→ SHORT EXERCISE
What lines of the data hold the string "scan"? Pull each one out.
=====
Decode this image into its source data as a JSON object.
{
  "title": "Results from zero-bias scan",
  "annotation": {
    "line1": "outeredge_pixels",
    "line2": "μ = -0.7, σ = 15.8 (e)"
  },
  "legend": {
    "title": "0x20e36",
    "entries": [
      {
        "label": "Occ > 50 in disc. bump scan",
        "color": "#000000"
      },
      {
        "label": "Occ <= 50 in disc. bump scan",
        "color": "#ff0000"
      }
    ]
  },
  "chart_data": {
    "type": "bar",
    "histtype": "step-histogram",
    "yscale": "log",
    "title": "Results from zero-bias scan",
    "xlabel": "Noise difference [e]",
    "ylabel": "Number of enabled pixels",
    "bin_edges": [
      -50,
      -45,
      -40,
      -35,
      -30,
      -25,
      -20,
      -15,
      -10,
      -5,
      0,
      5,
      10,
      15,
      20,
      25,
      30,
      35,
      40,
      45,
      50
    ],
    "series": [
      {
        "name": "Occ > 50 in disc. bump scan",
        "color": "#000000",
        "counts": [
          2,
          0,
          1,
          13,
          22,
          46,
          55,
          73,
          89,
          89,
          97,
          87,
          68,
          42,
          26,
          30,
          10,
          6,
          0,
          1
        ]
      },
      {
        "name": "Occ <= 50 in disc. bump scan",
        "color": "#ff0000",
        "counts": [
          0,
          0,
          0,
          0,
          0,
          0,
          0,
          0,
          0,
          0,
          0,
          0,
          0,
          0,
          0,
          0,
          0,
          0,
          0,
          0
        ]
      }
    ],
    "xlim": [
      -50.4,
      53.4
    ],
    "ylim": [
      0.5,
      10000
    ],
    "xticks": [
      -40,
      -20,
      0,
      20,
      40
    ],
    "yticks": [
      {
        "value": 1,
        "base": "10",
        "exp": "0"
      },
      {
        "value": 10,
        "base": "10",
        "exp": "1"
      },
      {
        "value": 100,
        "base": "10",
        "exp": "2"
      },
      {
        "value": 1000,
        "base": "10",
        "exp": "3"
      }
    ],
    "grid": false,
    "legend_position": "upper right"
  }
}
=====
→ REPLY
  "title": "Results from zero-bias scan",
        "label": "Occ > 50 in disc. bump scan",
        "label": "Occ <= 50 in disc. bump scan",
    "title": "Results from zero-bias scan",
        "name": "Occ > 50 in disc. bump scan",
        "name": "Occ <= 50 in disc. bump scan",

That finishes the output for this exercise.